Work instructions:
Locate and copy all lines bearing the word "饭来张口".
━━ Task data
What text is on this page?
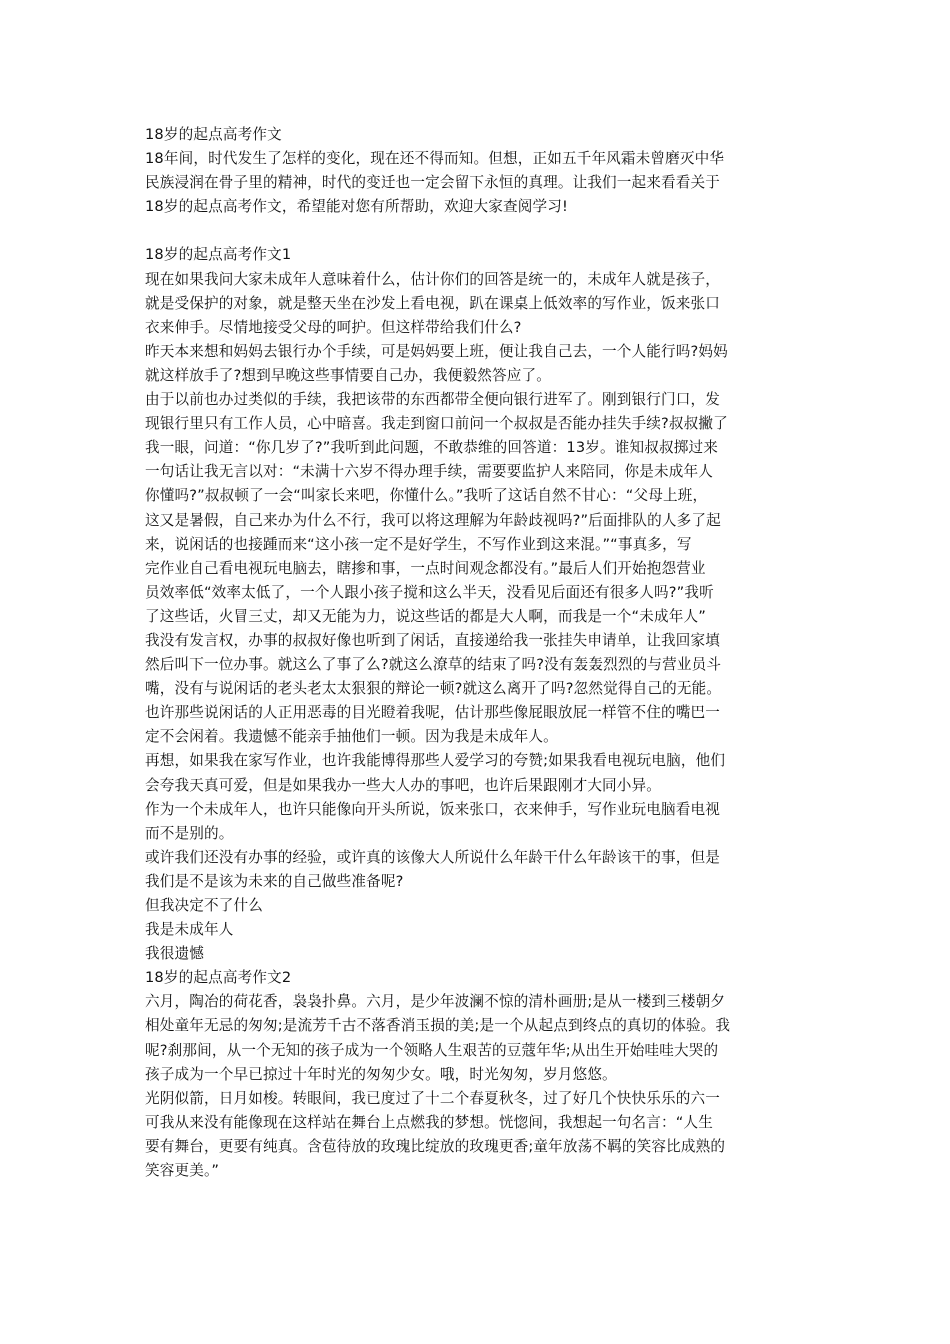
18岁的起点高考作文
18年间，时代发生了怎样的变化，现在还不得而知。但想，正如五千年风霜未曾磨灭中华
民族浸润在骨子里的精神，时代的变迁也一定会留下永恒的真理。让我们一起来看看关于
18岁的起点高考作文，希望能对您有所帮助，欢迎大家查阅学习!
18岁的起点高考作文1
现在如果我问大家未成年人意味着什么，估计你们的回答是统一的，未成年人就是孩子，
就是受保护的对象，就是整天坐在沙发上看电视，趴在课桌上低效率的写作业，饭来张口
衣来伸手。尽情地接受父母的呵护。但这样带给我们什么?
昨天本来想和妈妈去银行办个手续，可是妈妈要上班，便让我自己去，一个人能行吗?妈妈
就这样放手了?想到早晚这些事情要自己办，我便毅然答应了。
由于以前也办过类似的手续，我把该带的东西都带全便向银行进军了。刚到银行门口，发
现银行里只有工作人员，心中暗喜。我走到窗口前问一个叔叔是否能办挂失手续?叔叔撇了
我一眼，问道：“你几岁了?”我听到此问题，不敢恭维的回答道：13岁。谁知叔叔掷过来
一句话让我无言以对：“未满十六岁不得办理手续，需要要监护人来陪同，你是未成年人
你懂吗?”叔叔顿了一会“叫家长来吧，你懂什么。”我听了这话自然不甘心：“父母上班，
这又是暑假，自己来办为什么不行，我可以将这理解为年龄歧视吗?”后面排队的人多了起
来，说闲话的也接踵而来“这小孩一定不是好学生，不写作业到这来混。”“事真多，写
完作业自己看电视玩电脑去，瞎掺和事，一点时间观念都没有。”最后人们开始抱怨营业
员效率低“效率太低了，一个人跟小孩子搅和这么半天，没看见后面还有很多人吗?”我听
了这些话，火冒三丈，却又无能为力，说这些话的都是大人啊，而我是一个“未成年人”
我没有发言权，办事的叔叔好像也听到了闲话，直接递给我一张挂失申请单，让我回家填
然后叫下一位办事。就这么了事了么?就这么潦草的结束了吗?没有轰轰烈烈的与营业员斗
嘴，没有与说闲话的老头老太太狠狠的辩论一顿?就这么离开了吗?忽然觉得自己的无能。
也许那些说闲话的人正用恶毒的目光瞪着我呢，估计那些像屁眼放屁一样管不住的嘴巴一
定不会闲着。我遗憾不能亲手抽他们一顿。因为我是未成年人。
再想，如果我在家写作业，也许我能博得那些人爱学习的夸赞;如果我看电视玩电脑，他们
会夸我天真可爱，但是如果我办一些大人办的事吧，也许后果跟刚才大同小异。
作为一个未成年人，也许只能像向开头所说，饭来张口，衣来伸手，写作业玩电脑看电视
而不是别的。
或许我们还没有办事的经验，或许真的该像大人所说什么年龄干什么年龄该干的事，但是
我们是不是该为未来的自己做些准备呢?
但我决定不了什么
我是未成年人
我很遗憾
18岁的起点高考作文2
六月，陶冶的荷花香，袅袅扑鼻。六月，是少年波澜不惊的清朴画册;是从一楼到三楼朝夕
相处童年无忌的匆匆;是流芳千古不落香消玉损的美;是一个从起点到终点的真切的体验。我
呢?刹那间，从一个无知的孩子成为一个领略人生艰苦的豆蔻年华;从出生开始哇哇大哭的
孩子成为一个早已掠过十年时光的匆匆少女。哦，时光匆匆，岁月悠悠。
光阴似箭，日月如梭。转眼间，我已度过了十二个春夏秋冬，过了好几个快快乐乐的六一
可我从来没有能像现在这样站在舞台上点燃我的梦想。恍惚间，我想起一句名言：“人生
要有舞台，更要有纯真。含苞待放的玫瑰比绽放的玫瑰更香;童年放荡不羁的笑容比成熟的
笑容更美。”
━━━━
Answer to this task:
就是受保护的对象，就是整天坐在沙发上看电视，趴在课桌上低效率的写作业，饭来张口
作为一个未成年人，也许只能像向开头所说，饭来张口，衣来伸手，写作业玩电脑看电视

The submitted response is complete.